- [WORK INSTRUCTIONS]:
Each entry below should be reproduced character for character.

- [DATASET ROWS]:
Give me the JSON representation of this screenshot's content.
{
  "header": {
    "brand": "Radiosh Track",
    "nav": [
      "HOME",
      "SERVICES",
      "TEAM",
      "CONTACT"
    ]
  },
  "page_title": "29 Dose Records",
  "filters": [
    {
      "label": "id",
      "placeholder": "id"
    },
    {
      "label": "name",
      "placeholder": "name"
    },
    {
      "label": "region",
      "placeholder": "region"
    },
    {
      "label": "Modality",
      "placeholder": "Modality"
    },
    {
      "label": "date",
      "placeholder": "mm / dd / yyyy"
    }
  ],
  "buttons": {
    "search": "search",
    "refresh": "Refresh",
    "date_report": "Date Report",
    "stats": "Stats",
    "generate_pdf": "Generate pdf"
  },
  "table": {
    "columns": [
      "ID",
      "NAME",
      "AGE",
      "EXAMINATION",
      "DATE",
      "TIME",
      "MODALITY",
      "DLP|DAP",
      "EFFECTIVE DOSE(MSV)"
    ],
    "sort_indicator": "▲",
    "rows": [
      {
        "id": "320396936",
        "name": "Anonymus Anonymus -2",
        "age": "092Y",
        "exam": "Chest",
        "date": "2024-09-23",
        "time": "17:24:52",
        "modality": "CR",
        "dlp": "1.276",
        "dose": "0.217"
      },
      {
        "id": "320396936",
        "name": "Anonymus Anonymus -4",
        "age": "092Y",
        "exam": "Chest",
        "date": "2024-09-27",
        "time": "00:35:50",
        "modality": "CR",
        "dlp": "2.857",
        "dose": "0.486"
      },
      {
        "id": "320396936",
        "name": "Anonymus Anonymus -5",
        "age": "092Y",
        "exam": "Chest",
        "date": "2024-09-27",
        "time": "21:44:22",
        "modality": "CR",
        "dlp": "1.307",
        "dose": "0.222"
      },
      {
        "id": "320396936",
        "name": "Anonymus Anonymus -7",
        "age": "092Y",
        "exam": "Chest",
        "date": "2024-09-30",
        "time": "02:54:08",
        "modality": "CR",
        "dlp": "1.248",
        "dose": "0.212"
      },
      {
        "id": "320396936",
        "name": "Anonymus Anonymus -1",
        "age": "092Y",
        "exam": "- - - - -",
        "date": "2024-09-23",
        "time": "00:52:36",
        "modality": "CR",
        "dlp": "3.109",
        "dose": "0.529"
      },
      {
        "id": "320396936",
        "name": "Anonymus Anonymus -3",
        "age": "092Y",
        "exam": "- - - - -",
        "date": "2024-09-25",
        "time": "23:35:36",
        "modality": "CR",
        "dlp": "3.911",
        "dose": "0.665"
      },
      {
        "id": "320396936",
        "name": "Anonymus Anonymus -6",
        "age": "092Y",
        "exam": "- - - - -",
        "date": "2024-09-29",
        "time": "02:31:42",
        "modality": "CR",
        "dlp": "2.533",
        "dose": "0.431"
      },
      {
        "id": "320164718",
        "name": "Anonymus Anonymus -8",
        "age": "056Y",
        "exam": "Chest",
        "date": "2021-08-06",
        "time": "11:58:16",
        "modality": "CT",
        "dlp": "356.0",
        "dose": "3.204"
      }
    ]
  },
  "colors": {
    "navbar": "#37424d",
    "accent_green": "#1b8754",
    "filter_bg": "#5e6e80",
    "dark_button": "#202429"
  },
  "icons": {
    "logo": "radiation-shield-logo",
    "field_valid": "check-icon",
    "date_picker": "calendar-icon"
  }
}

- [OUTPUT OF THE EXERCISE]:
Give me the JSON representation of this screenshot's content.
{
  "header": {
    "brand": "Radiosh Track",
    "nav": [
      "HOME",
      "SERVICES",
      "TEAM",
      "CONTACT"
    ]
  },
  "page_title": "29 Dose Records",
  "filters": [
    {
      "label": "id",
      "placeholder": "id"
    },
    {
      "label": "name",
      "placeholder": "name"
    },
    {
      "label": "region",
      "placeholder": "region"
    },
    {
      "label": "Modality",
      "placeholder": "Modality"
    },
    {
      "label": "date",
      "placeholder": "mm / dd / yyyy"
    }
  ],
  "buttons": {
    "search": "search",
    "refresh": "Refresh",
    "date_report": "Date Report",
    "stats": "Stats",
    "generate_pdf": "Generate pdf"
  },
  "table": {
    "columns": [
      "ID",
      "NAME",
      "AGE",
      "EXAMINATION",
      "DATE",
      "TIME",
      "MODALITY",
      "DLP|DAP",
      "EFFECTIVE DOSE(MSV)"
    ],
    "sort_indicator": "▲",
    "rows": [
      {
        "id": "320396936",
        "name": "Anonymus Anonymus -2",
        "age": "092Y",
        "exam": "Chest",
        "date": "2024-09-23",
        "time": "17:24:52",
        "modality": "CR",
        "dlp": "1.276",
        "dose": "0.217"
      },
      {
        "id": "320396936",
        "name": "Anonymus Anonymus -4",
        "age": "092Y",
        "exam": "Chest",
        "date": "2024-09-27",
        "time": "00:35:50",
        "modality": "CR",
        "dlp": "2.857",
        "dose": "0.486"
      },
      {
        "id": "320396936",
        "name": "Anonymus Anonymus -5",
        "age": "092Y",
        "exam": "Chest",
        "date": "2024-09-27",
        "time": "21:44:22",
        "modality": "CR",
        "dlp": "1.307",
        "dose": "0.222"
      },
      {
        "id": "320396936",
        "name": "Anonymus Anonymus -7",
        "age": "092Y",
        "exam": "Chest",
        "date": "2024-09-30",
        "time": "02:54:08",
        "modality": "CR",
        "dlp": "1.248",
        "dose": "0.212"
      },
      {
        "id": "320396936",
        "name": "Anonymus Anonymus -1",
        "age": "092Y",
        "exam": "- - - - -",
        "date": "2024-09-23",
        "time": "00:52:36",
        "modality": "CR",
        "dlp": "3.109",
        "dose": "0.529"
      },
      {
        "id": "320396936",
        "name": "Anonymus Anonymus -3",
        "age": "092Y",
        "exam": "- - - - -",
        "date": "2024-09-25",
        "time": "23:35:36",
        "modality": "CR",
        "dlp": "3.911",
        "dose": "0.665"
      },
      {
        "id": "320396936",
        "name": "Anonymus Anonymus -6",
        "age": "092Y",
        "exam": "- - - - -",
        "date": "2024-09-29",
        "time": "02:31:42",
        "modality": "CR",
        "dlp": "2.533",
        "dose": "0.431"
      },
      {
        "id": "320164718",
        "name": "Anonymus Anonymus -8",
        "age": "056Y",
        "exam": "Chest",
        "date": "2021-08-06",
        "time": "11:58:16",
        "modality": "CT",
        "dlp": "356.0",
        "dose": "3.204"
      }
    ]
  },
  "colors": {
    "navbar": "#37424d",
    "accent_green": "#1b8754",
    "filter_bg": "#5e6e80",
    "dark_button": "#202429"
  },
  "icons": {
    "logo": "radiation-shield-logo",
    "field_valid": "check-icon",
    "date_picker": "calendar-icon"
  }
}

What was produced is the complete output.